EXERCISE TASK: Using the listing below, extract each line that has the word "oferta" in it.

····················

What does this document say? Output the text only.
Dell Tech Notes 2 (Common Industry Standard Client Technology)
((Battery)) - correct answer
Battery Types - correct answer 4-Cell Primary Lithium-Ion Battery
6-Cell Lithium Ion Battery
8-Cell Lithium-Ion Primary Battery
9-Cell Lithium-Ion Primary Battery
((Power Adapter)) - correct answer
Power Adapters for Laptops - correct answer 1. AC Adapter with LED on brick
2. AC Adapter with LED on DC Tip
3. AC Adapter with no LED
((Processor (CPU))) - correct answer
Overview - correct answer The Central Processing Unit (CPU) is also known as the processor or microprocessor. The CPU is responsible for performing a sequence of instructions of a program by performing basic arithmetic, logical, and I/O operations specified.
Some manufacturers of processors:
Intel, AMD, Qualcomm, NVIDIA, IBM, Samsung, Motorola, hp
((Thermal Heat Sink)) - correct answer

····················

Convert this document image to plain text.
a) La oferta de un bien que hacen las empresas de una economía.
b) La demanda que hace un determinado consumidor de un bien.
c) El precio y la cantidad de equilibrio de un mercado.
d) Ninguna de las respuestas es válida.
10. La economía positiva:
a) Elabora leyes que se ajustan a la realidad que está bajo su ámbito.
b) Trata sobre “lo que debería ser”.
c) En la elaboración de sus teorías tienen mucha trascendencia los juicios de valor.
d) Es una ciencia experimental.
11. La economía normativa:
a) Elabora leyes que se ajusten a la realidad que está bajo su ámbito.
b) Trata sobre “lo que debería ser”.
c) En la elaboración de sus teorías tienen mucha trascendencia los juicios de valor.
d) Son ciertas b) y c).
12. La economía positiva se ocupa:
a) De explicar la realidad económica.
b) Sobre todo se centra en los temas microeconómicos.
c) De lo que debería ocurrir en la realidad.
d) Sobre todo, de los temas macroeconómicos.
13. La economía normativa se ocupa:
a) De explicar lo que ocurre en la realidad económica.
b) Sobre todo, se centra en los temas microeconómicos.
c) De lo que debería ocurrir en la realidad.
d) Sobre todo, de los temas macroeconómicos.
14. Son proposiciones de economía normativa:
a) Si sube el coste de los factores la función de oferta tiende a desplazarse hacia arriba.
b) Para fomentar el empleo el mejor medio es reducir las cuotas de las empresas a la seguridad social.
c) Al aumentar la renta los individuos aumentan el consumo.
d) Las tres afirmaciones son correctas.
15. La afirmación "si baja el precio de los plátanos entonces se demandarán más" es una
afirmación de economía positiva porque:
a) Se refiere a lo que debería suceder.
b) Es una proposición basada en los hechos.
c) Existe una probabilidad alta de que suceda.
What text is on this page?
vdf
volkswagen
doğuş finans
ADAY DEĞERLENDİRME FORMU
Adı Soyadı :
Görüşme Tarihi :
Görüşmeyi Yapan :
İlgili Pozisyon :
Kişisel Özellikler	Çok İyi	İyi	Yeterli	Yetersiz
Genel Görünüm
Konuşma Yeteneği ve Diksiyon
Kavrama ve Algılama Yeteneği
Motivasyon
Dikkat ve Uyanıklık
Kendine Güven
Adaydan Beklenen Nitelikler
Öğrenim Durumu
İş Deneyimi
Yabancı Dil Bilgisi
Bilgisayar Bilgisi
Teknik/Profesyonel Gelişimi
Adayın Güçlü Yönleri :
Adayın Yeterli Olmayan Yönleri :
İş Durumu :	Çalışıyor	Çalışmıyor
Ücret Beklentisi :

····················

COMPLETE RESPONSE:
a) La oferta de un bien que hacen las empresas de una economía.
a) Si sube el coste de los factores la función de oferta tiende a desplazarse hacia arriba.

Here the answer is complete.